◆ Problem description: Omit all images. Transcribe the rest of the material below exactly.

◆ Stored items:
============

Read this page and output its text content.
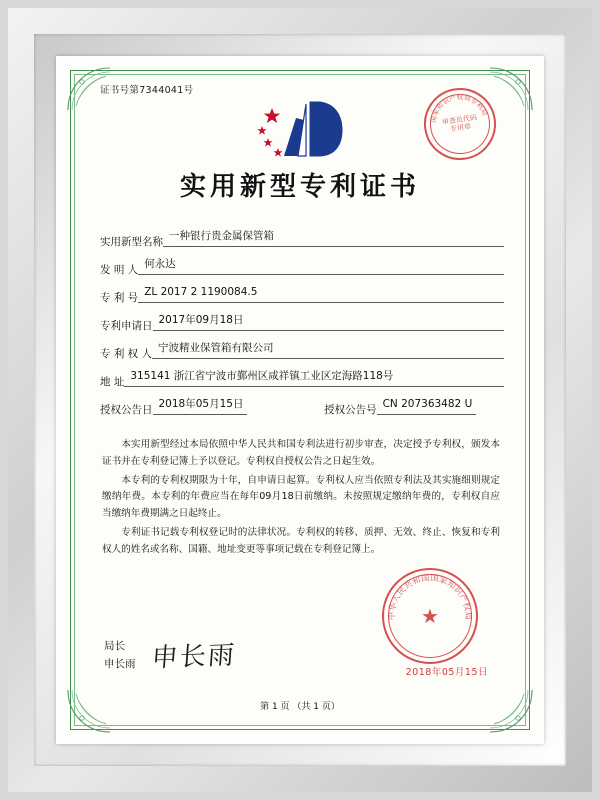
证书号第7344041号
实用新型专利证书
实用新型名称 一种银行贵金属保管箱
发 明 人 何永达
专 利 号 ZL 2017 2 1190084.5
专利申请日 2017年09月18日
专 利 权 人 宁波精业保管箱有限公司
地 址 315141 浙江省宁波市鄞州区咸祥镇工业区定海路118号
授权公告日 2018年05月15日	授权公告号 CN 207363482 U

本实用新型经过本局依照中华人民共和国专利法进行初步审查，决定授予专利权，颁发本证书并在专利登记簿上予以登记。专利权自授权公告之日起生效。

本专利的专利权期限为十年，自申请日起算。专利权人应当依照专利法及其实施细则规定缴纳年费。本专利的年费应当在每年09月18日前缴纳。未按照规定缴纳年费的，专利权自应当缴纳年费期满之日起终止。

专利证书记载专利权登记时的法律状况。专利权的转移、质押、无效、终止、恢复和专利权人的姓名或名称、国籍、地址变更等事项记载在专利登记簿上。

局长
申长雨 申长雨
第 1 页 （共 1 页）
国家知识产权局专利局
审查员代码专用章
中华人民共和国国家知识产权局
★
2018年05月15日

============

◆ Full solution:
Read this page and output its text content.
证书号第7344041号
实用新型专利证书
实用新型名称 一种银行贵金属保管箱
发 明 人 何永达
专 利 号 ZL 2017 2 1190084.5
专利申请日 2017年09月18日
专 利 权 人 宁波精业保管箱有限公司
地 址 315141 浙江省宁波市鄞州区咸祥镇工业区定海路118号
授权公告日 2018年05月15日	授权公告号 CN 207363482 U

本实用新型经过本局依照中华人民共和国专利法进行初步审查，决定授予专利权，颁发本证书并在专利登记簿上予以登记。专利权自授权公告之日起生效。

本专利的专利权期限为十年，自申请日起算。专利权人应当依照专利法及其实施细则规定缴纳年费。本专利的年费应当在每年09月18日前缴纳。未按照规定缴纳年费的，专利权自应当缴纳年费期满之日起终止。

专利证书记载专利权登记时的法律状况。专利权的转移、质押、无效、终止、恢复和专利权人的姓名或名称、国籍、地址变更等事项记载在专利登记簿上。

局长
申长雨 申长雨
第 1 页 （共 1 页）
国家知识产权局专利局
审查员代码专用章
中华人民共和国国家知识产权局
★
2018年05月15日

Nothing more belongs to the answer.